● **WRITTEN TASK**:
Extract the listing below in full, unchanged.

▽

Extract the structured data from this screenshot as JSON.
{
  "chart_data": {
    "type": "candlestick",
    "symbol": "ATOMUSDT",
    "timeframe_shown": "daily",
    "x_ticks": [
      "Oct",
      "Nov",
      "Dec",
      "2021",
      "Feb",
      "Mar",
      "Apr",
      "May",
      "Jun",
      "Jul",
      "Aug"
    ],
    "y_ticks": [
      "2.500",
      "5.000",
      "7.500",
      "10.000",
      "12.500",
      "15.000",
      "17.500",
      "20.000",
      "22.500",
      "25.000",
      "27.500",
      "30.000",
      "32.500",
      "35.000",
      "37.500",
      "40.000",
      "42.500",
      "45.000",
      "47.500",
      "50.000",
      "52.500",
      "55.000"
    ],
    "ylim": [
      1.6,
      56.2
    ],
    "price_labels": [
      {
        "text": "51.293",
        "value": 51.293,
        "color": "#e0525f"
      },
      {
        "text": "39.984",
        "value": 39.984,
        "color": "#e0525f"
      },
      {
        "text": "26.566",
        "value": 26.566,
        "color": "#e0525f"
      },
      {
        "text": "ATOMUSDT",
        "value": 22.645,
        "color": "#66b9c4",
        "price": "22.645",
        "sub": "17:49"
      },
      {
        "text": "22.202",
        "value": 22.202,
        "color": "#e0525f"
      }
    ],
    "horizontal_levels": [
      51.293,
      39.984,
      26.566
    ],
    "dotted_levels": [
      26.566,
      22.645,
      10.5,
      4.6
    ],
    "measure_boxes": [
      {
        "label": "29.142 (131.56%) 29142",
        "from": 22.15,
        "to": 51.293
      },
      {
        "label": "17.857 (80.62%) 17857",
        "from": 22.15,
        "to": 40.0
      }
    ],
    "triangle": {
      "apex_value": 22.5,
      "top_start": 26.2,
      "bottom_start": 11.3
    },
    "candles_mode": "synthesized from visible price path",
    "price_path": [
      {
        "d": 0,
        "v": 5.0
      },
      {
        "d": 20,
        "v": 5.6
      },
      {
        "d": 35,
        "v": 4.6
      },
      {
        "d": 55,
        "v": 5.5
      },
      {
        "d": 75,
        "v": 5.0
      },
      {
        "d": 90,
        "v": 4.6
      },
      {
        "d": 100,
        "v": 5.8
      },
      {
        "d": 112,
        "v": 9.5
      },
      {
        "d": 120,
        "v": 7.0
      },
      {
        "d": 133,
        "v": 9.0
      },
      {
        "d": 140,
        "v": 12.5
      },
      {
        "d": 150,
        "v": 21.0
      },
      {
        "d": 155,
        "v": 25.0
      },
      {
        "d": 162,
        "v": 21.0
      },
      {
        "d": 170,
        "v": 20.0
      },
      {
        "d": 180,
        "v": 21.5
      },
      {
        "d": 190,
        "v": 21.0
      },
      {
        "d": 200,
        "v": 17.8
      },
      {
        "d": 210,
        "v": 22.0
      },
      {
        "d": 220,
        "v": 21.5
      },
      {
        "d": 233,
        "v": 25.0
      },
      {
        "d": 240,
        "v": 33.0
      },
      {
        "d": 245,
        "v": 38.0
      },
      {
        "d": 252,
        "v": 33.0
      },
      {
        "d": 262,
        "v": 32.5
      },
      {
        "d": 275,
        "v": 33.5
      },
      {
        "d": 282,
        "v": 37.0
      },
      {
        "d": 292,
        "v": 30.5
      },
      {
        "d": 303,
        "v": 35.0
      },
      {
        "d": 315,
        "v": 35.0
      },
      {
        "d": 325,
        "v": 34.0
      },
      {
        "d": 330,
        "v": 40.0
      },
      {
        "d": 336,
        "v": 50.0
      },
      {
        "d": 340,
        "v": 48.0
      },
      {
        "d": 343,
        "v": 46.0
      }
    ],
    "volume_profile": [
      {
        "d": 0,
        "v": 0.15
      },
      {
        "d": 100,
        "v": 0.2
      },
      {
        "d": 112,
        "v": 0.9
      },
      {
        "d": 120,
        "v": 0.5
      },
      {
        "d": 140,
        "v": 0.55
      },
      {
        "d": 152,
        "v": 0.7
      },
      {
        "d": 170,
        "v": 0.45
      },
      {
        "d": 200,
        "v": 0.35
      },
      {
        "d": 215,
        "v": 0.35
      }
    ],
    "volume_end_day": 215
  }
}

△

● **COMPLETE RESPONSE**:
Extract the structured data from this screenshot as JSON.
{
  "chart_data": {
    "type": "candlestick",
    "symbol": "ATOMUSDT",
    "timeframe_shown": "daily",
    "x_ticks": [
      "Oct",
      "Nov",
      "Dec",
      "2021",
      "Feb",
      "Mar",
      "Apr",
      "May",
      "Jun",
      "Jul",
      "Aug"
    ],
    "y_ticks": [
      "2.500",
      "5.000",
      "7.500",
      "10.000",
      "12.500",
      "15.000",
      "17.500",
      "20.000",
      "22.500",
      "25.000",
      "27.500",
      "30.000",
      "32.500",
      "35.000",
      "37.500",
      "40.000",
      "42.500",
      "45.000",
      "47.500",
      "50.000",
      "52.500",
      "55.000"
    ],
    "ylim": [
      1.6,
      56.2
    ],
    "price_labels": [
      {
        "text": "51.293",
        "value": 51.293,
        "color": "#e0525f"
      },
      {
        "text": "39.984",
        "value": 39.984,
        "color": "#e0525f"
      },
      {
        "text": "26.566",
        "value": 26.566,
        "color": "#e0525f"
      },
      {
        "text": "ATOMUSDT",
        "value": 22.645,
        "color": "#66b9c4",
        "price": "22.645",
        "sub": "17:49"
      },
      {
        "text": "22.202",
        "value": 22.202,
        "color": "#e0525f"
      }
    ],
    "horizontal_levels": [
      51.293,
      39.984,
      26.566
    ],
    "dotted_levels": [
      26.566,
      22.645,
      10.5,
      4.6
    ],
    "measure_boxes": [
      {
        "label": "29.142 (131.56%) 29142",
        "from": 22.15,
        "to": 51.293
      },
      {
        "label": "17.857 (80.62%) 17857",
        "from": 22.15,
        "to": 40.0
      }
    ],
    "triangle": {
      "apex_value": 22.5,
      "top_start": 26.2,
      "bottom_start": 11.3
    },
    "candles_mode": "synthesized from visible price path",
    "price_path": [
      {
        "d": 0,
        "v": 5.0
      },
      {
        "d": 20,
        "v": 5.6
      },
      {
        "d": 35,
        "v": 4.6
      },
      {
        "d": 55,
        "v": 5.5
      },
      {
        "d": 75,
        "v": 5.0
      },
      {
        "d": 90,
        "v": 4.6
      },
      {
        "d": 100,
        "v": 5.8
      },
      {
        "d": 112,
        "v": 9.5
      },
      {
        "d": 120,
        "v": 7.0
      },
      {
        "d": 133,
        "v": 9.0
      },
      {
        "d": 140,
        "v": 12.5
      },
      {
        "d": 150,
        "v": 21.0
      },
      {
        "d": 155,
        "v": 25.0
      },
      {
        "d": 162,
        "v": 21.0
      },
      {
        "d": 170,
        "v": 20.0
      },
      {
        "d": 180,
        "v": 21.5
      },
      {
        "d": 190,
        "v": 21.0
      },
      {
        "d": 200,
        "v": 17.8
      },
      {
        "d": 210,
        "v": 22.0
      },
      {
        "d": 220,
        "v": 21.5
      },
      {
        "d": 233,
        "v": 25.0
      },
      {
        "d": 240,
        "v": 33.0
      },
      {
        "d": 245,
        "v": 38.0
      },
      {
        "d": 252,
        "v": 33.0
      },
      {
        "d": 262,
        "v": 32.5
      },
      {
        "d": 275,
        "v": 33.5
      },
      {
        "d": 282,
        "v": 37.0
      },
      {
        "d": 292,
        "v": 30.5
      },
      {
        "d": 303,
        "v": 35.0
      },
      {
        "d": 315,
        "v": 35.0
      },
      {
        "d": 325,
        "v": 34.0
      },
      {
        "d": 330,
        "v": 40.0
      },
      {
        "d": 336,
        "v": 50.0
      },
      {
        "d": 340,
        "v": 48.0
      },
      {
        "d": 343,
        "v": 46.0
      }
    ],
    "volume_profile": [
      {
        "d": 0,
        "v": 0.15
      },
      {
        "d": 100,
        "v": 0.2
      },
      {
        "d": 112,
        "v": 0.9
      },
      {
        "d": 120,
        "v": 0.5
      },
      {
        "d": 140,
        "v": 0.55
      },
      {
        "d": 152,
        "v": 0.7
      },
      {
        "d": 170,
        "v": 0.45
      },
      {
        "d": 200,
        "v": 0.35
      },
      {
        "d": 215,
        "v": 0.35
      }
    ],
    "volume_end_day": 215
  }
}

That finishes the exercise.